Given exercise: What lines of the data include the string "points"? Copy them all.

====== The data

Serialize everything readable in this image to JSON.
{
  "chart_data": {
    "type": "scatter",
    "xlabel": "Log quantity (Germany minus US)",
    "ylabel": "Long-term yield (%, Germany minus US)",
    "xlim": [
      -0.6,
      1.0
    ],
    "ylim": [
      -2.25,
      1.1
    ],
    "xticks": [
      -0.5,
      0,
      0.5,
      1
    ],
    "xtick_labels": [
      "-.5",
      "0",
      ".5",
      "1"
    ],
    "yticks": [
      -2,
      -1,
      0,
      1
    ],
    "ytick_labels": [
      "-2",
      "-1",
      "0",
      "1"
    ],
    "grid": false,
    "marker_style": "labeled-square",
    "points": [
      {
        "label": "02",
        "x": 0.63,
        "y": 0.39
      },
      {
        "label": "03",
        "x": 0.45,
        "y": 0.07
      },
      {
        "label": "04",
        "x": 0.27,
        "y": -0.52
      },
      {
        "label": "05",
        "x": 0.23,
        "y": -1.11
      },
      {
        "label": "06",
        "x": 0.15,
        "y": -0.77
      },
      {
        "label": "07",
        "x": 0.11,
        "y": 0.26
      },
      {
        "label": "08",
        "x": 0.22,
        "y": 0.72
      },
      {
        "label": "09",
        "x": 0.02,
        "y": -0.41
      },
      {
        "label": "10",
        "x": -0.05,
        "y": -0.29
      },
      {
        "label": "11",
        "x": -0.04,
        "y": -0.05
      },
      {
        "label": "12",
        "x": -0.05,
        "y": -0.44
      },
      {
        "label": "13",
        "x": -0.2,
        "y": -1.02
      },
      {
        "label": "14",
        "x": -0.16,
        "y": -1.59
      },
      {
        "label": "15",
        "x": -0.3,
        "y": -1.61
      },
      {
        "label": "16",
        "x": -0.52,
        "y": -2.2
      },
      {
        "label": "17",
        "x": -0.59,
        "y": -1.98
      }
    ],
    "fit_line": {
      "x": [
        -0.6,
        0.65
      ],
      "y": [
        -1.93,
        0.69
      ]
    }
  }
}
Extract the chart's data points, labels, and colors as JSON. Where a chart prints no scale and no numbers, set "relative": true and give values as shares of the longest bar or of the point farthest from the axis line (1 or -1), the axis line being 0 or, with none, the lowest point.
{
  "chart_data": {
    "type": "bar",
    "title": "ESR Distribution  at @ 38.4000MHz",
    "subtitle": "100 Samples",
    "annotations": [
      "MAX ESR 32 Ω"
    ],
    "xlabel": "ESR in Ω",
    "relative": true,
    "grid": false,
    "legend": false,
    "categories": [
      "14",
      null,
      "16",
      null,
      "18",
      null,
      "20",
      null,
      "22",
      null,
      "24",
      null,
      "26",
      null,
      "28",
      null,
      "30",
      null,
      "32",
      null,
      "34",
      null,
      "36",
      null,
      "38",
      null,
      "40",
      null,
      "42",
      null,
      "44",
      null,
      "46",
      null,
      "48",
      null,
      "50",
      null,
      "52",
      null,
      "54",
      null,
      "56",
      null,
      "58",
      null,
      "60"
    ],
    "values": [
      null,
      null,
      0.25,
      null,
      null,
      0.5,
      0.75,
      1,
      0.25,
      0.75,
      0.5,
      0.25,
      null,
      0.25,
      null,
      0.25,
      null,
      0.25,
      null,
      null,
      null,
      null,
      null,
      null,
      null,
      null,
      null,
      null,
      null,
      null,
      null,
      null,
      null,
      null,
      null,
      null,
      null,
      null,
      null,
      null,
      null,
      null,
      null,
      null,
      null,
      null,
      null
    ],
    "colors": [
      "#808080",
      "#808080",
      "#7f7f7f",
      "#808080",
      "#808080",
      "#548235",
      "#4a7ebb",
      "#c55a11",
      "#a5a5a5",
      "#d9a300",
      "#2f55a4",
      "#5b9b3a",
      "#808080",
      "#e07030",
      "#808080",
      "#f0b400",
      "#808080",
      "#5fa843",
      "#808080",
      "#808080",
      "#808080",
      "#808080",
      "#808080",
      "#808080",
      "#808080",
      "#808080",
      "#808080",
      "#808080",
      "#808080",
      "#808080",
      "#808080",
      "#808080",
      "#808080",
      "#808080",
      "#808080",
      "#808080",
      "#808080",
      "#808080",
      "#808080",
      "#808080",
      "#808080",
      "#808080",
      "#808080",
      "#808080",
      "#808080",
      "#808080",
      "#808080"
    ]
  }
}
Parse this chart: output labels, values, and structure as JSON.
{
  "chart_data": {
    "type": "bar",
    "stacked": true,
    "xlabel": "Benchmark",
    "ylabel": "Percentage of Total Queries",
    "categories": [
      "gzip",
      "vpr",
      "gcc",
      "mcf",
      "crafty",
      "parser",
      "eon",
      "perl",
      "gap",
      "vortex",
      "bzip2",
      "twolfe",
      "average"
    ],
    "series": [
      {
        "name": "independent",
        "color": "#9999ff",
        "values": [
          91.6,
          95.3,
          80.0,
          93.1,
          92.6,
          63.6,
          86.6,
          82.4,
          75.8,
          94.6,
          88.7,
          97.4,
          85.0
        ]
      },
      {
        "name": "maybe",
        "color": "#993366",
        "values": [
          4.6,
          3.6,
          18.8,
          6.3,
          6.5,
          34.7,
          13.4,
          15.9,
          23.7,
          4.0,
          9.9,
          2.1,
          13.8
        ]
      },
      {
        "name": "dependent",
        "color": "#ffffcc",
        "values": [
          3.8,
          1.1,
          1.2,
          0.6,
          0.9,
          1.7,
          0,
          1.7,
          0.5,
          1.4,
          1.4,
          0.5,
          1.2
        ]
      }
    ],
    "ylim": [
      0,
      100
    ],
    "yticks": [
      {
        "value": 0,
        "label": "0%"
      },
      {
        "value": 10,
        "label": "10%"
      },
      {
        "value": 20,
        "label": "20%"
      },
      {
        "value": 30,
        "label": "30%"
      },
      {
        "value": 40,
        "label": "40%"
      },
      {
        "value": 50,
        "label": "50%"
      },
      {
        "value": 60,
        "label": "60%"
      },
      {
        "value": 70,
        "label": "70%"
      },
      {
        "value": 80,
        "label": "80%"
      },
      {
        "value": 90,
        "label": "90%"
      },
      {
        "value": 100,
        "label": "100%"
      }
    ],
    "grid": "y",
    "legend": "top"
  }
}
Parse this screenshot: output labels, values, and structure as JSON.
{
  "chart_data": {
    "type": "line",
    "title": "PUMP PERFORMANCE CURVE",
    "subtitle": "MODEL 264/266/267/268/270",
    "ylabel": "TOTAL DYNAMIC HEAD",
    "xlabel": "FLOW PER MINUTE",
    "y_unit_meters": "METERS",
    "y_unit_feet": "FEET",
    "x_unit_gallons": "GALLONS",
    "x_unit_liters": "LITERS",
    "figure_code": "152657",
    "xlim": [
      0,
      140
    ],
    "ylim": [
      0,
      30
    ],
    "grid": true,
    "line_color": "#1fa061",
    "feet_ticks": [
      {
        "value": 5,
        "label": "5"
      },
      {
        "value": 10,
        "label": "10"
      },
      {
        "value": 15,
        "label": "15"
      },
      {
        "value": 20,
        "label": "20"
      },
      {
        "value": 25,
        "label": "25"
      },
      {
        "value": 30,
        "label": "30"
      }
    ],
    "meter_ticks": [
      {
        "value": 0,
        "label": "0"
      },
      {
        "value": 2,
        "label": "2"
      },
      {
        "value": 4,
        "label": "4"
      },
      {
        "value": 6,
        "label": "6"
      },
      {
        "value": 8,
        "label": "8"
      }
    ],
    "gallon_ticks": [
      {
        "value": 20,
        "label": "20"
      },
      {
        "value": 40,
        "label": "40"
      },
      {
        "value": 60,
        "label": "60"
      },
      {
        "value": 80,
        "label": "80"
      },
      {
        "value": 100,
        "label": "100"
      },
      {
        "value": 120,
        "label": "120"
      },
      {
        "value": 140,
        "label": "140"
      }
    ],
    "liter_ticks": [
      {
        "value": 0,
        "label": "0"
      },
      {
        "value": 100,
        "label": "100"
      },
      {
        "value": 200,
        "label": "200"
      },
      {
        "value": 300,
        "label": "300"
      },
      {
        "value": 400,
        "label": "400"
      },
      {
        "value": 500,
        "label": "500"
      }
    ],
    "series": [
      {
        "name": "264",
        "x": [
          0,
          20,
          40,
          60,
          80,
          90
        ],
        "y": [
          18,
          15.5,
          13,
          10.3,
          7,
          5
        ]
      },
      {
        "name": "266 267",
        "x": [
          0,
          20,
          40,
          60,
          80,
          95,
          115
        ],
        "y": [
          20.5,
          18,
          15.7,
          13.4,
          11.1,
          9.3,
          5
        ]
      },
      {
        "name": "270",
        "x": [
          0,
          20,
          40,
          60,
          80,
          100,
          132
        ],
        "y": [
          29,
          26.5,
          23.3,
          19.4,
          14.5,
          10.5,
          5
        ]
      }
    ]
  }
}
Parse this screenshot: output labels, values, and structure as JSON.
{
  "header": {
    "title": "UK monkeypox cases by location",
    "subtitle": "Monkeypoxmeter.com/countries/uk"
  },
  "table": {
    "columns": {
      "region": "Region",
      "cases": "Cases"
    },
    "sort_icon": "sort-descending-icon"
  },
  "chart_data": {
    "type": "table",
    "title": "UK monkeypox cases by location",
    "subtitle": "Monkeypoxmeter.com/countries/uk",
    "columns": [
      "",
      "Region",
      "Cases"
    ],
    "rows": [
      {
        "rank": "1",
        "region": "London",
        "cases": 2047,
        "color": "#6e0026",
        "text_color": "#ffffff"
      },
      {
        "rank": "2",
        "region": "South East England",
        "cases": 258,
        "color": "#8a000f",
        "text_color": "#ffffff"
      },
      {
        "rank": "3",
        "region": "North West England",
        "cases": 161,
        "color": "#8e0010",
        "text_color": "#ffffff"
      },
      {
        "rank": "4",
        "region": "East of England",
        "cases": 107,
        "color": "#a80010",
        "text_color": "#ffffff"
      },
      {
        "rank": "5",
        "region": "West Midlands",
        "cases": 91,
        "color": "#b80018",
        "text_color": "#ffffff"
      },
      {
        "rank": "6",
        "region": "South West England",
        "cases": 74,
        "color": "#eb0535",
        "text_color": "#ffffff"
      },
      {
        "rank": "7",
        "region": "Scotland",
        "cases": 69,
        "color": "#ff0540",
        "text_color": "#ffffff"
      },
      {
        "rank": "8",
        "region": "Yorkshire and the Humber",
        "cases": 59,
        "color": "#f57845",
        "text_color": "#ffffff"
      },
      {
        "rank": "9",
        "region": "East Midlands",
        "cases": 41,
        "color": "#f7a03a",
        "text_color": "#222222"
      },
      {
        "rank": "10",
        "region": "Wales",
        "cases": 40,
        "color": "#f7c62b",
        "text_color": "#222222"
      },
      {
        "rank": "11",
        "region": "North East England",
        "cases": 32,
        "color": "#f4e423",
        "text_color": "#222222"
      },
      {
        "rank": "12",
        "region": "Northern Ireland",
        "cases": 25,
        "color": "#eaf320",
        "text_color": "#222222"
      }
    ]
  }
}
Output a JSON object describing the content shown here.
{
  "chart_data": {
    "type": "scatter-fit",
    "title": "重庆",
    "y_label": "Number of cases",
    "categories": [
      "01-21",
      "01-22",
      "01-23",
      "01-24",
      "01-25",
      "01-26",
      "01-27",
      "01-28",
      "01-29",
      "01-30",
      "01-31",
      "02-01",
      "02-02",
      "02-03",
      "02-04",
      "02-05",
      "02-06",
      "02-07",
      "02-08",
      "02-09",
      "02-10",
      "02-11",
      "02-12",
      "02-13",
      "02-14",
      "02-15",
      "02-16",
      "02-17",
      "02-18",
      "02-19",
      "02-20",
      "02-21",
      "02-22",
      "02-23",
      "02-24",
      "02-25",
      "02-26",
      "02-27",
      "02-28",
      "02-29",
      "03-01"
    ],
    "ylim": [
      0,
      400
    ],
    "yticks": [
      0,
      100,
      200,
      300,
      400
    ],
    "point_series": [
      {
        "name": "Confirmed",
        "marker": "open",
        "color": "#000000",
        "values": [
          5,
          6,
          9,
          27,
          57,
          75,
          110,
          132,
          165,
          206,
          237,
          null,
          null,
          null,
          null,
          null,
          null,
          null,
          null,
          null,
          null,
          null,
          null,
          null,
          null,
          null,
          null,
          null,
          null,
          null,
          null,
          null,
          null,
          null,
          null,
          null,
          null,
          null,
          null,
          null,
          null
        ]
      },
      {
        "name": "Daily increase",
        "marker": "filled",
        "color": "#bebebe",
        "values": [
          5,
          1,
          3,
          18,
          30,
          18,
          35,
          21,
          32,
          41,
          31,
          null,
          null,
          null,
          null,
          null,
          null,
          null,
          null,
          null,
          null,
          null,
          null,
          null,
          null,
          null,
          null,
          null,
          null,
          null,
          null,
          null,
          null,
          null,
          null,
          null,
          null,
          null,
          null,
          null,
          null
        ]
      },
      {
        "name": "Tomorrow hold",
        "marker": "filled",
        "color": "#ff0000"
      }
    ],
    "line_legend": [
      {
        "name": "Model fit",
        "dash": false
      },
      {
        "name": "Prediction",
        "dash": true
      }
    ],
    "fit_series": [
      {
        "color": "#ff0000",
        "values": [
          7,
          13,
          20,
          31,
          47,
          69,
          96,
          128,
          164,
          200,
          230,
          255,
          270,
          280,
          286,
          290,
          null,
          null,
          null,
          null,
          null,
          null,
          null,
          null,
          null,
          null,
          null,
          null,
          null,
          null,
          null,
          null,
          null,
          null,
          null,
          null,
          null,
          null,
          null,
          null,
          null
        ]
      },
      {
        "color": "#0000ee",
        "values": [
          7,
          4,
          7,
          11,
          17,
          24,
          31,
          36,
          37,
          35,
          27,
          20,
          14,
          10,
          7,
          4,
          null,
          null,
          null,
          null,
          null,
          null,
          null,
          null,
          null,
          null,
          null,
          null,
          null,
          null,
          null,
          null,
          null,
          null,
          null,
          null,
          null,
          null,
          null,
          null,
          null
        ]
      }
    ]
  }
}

============

Output of the exercise:
    "points": [
Extract the chart's data points, labels, and colors as JSON. Where a chart prints no scale and no numbers, set "relative": true and give values as shares of the longest bar or of the point farthest from the axis line (1 or -1), the axis line being 0 or, with none, the lowest point.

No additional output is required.